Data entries
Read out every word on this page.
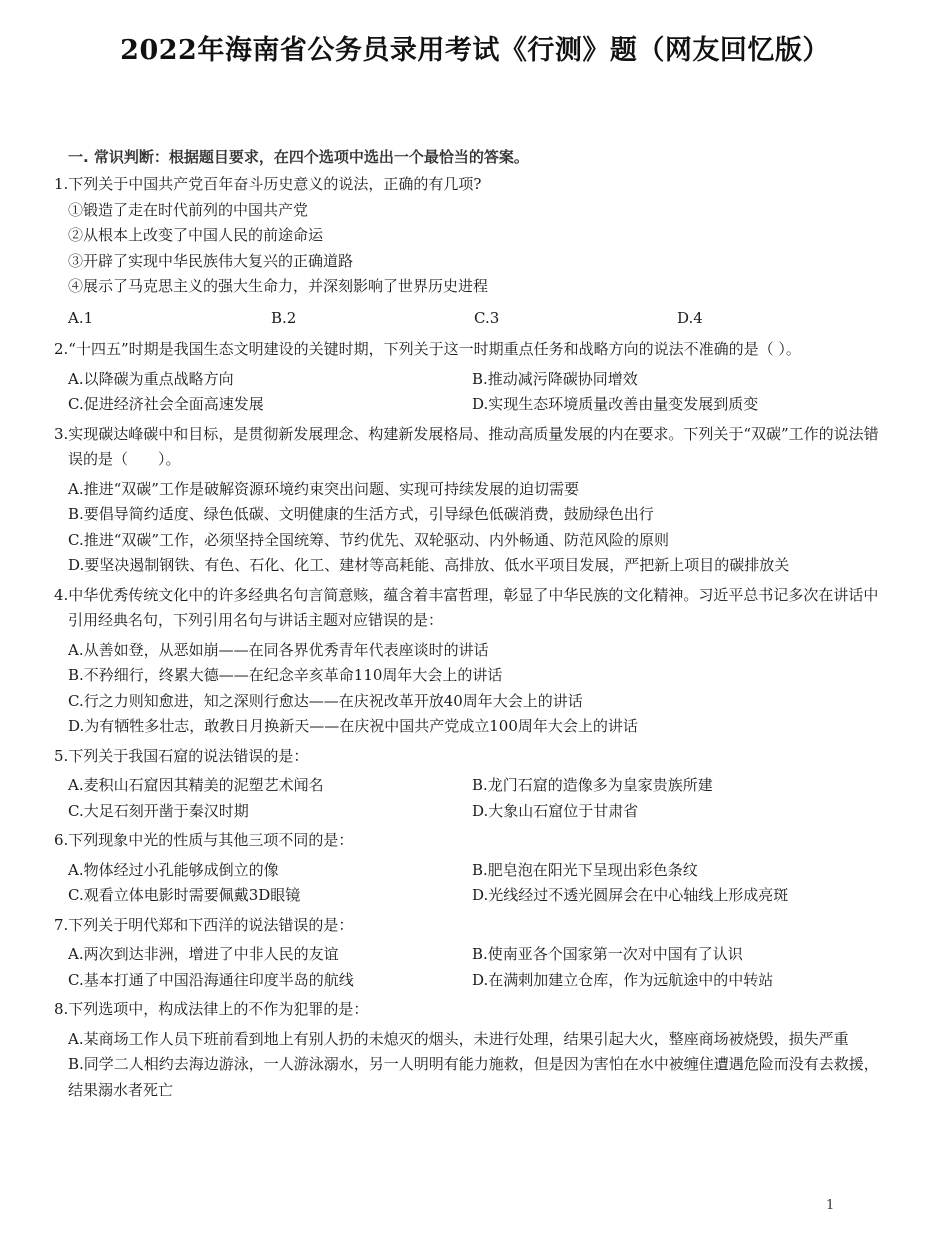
2022年海南省公务员录用考试《行测》题（网友回忆版）
一. 常识判断：根据题目要求，在四个选项中选出一个最恰当的答案。
1.下列关于中国共产党百年奋斗历史意义的说法，正确的有几项?
①锻造了走在时代前列的中国共产党
②从根本上改变了中国人民的前途命运
③开辟了实现中华民族伟大复兴的正确道路
④展示了马克思主义的强大生命力，并深刻影响了世界历史进程
A.1	B.2	C.3	D.4
2.“十四五”时期是我国生态文明建设的关键时期，下列关于这一时期重点任务和战略方向的说法不准确的是（ ）。
A.以降碳为重点战略方向	B.推动减污降碳协同增效
C.促进经济社会全面高速发展	D.实现生态环境质量改善由量变发展到质变
3.实现碳达峰碳中和目标，是贯彻新发展理念、构建新发展格局、推动高质量发展的内在要求。下列关于“双碳”工作的说法错误的是（　　）。
A.推进“双碳”工作是破解资源环境约束突出问题、实现可持续发展的迫切需要
B.要倡导简约适度、绿色低碳、文明健康的生活方式，引导绿色低碳消费，鼓励绿色出行
C.推进“双碳”工作，必须坚持全国统筹、节约优先、双轮驱动、内外畅通、防范风险的原则
D.要坚决遏制钢铁、有色、石化、化工、建材等高耗能、高排放、低水平项目发展，严把新上项目的碳排放关
4.中华优秀传统文化中的许多经典名句言简意赅，蕴含着丰富哲理，彰显了中华民族的文化精神。习近平总书记多次在讲话中引用经典名句，下列引用名句与讲话主题对应错误的是：
A.从善如登，从恶如崩——在同各界优秀青年代表座谈时的讲话
B.不矜细行，终累大德——在纪念辛亥革命110周年大会上的讲话
C.行之力则知愈进，知之深则行愈达——在庆祝改革开放40周年大会上的讲话
D.为有牺牲多壮志，敢教日月换新天——在庆祝中国共产党成立100周年大会上的讲话
5.下列关于我国石窟的说法错误的是：
A.麦积山石窟因其精美的泥塑艺术闻名	B.龙门石窟的造像多为皇家贵族所建
C.大足石刻开凿于秦汉时期	D.大象山石窟位于甘肃省
6.下列现象中光的性质与其他三项不同的是：
A.物体经过小孔能够成倒立的像	B.肥皂泡在阳光下呈现出彩色条纹
C.观看立体电影时需要佩戴3D眼镜	D.光线经过不透光圆屏会在中心轴线上形成亮斑
7.下列关于明代郑和下西洋的说法错误的是：
A.两次到达非洲，增进了中非人民的友谊	B.使南亚各个国家第一次对中国有了认识
C.基本打通了中国沿海通往印度半岛的航线	D.在满剌加建立仓库，作为远航途中的中转站
8.下列选项中，构成法律上的不作为犯罪的是：
A.某商场工作人员下班前看到地上有别人扔的未熄灭的烟头，未进行处理，结果引起大火，整座商场被烧毁，损失严重
B.同学二人相约去海边游泳，一人游泳溺水，另一人明明有能力施救，但是因为害怕在水中被缠住遭遇危险而没有去救援，结果溺水者死亡
1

# Problem description:
Without the pictures, copy the material exactly as given.

# Full output:
Read out every word on this page.
2022年海南省公务员录用考试《行测》题（网友回忆版）
一. 常识判断：根据题目要求，在四个选项中选出一个最恰当的答案。
1.下列关于中国共产党百年奋斗历史意义的说法，正确的有几项?
①锻造了走在时代前列的中国共产党
②从根本上改变了中国人民的前途命运
③开辟了实现中华民族伟大复兴的正确道路
④展示了马克思主义的强大生命力，并深刻影响了世界历史进程
A.1	B.2	C.3	D.4
2.“十四五”时期是我国生态文明建设的关键时期，下列关于这一时期重点任务和战略方向的说法不准确的是（ ）。
A.以降碳为重点战略方向	B.推动减污降碳协同增效
C.促进经济社会全面高速发展	D.实现生态环境质量改善由量变发展到质变
3.实现碳达峰碳中和目标，是贯彻新发展理念、构建新发展格局、推动高质量发展的内在要求。下列关于“双碳”工作的说法错误的是（　　）。
A.推进“双碳”工作是破解资源环境约束突出问题、实现可持续发展的迫切需要
B.要倡导简约适度、绿色低碳、文明健康的生活方式，引导绿色低碳消费，鼓励绿色出行
C.推进“双碳”工作，必须坚持全国统筹、节约优先、双轮驱动、内外畅通、防范风险的原则
D.要坚决遏制钢铁、有色、石化、化工、建材等高耗能、高排放、低水平项目发展，严把新上项目的碳排放关
4.中华优秀传统文化中的许多经典名句言简意赅，蕴含着丰富哲理，彰显了中华民族的文化精神。习近平总书记多次在讲话中引用经典名句，下列引用名句与讲话主题对应错误的是：
A.从善如登，从恶如崩——在同各界优秀青年代表座谈时的讲话
B.不矜细行，终累大德——在纪念辛亥革命110周年大会上的讲话
C.行之力则知愈进，知之深则行愈达——在庆祝改革开放40周年大会上的讲话
D.为有牺牲多壮志，敢教日月换新天——在庆祝中国共产党成立100周年大会上的讲话
5.下列关于我国石窟的说法错误的是：
A.麦积山石窟因其精美的泥塑艺术闻名	B.龙门石窟的造像多为皇家贵族所建
C.大足石刻开凿于秦汉时期	D.大象山石窟位于甘肃省
6.下列现象中光的性质与其他三项不同的是：
A.物体经过小孔能够成倒立的像	B.肥皂泡在阳光下呈现出彩色条纹
C.观看立体电影时需要佩戴3D眼镜	D.光线经过不透光圆屏会在中心轴线上形成亮斑
7.下列关于明代郑和下西洋的说法错误的是：
A.两次到达非洲，增进了中非人民的友谊	B.使南亚各个国家第一次对中国有了认识
C.基本打通了中国沿海通往印度半岛的航线	D.在满剌加建立仓库，作为远航途中的中转站
8.下列选项中，构成法律上的不作为犯罪的是：
A.某商场工作人员下班前看到地上有别人扔的未熄灭的烟头，未进行处理，结果引起大火，整座商场被烧毁，损失严重
B.同学二人相约去海边游泳，一人游泳溺水，另一人明明有能力施救，但是因为害怕在水中被缠住遭遇危险而没有去救援，结果溺水者死亡
1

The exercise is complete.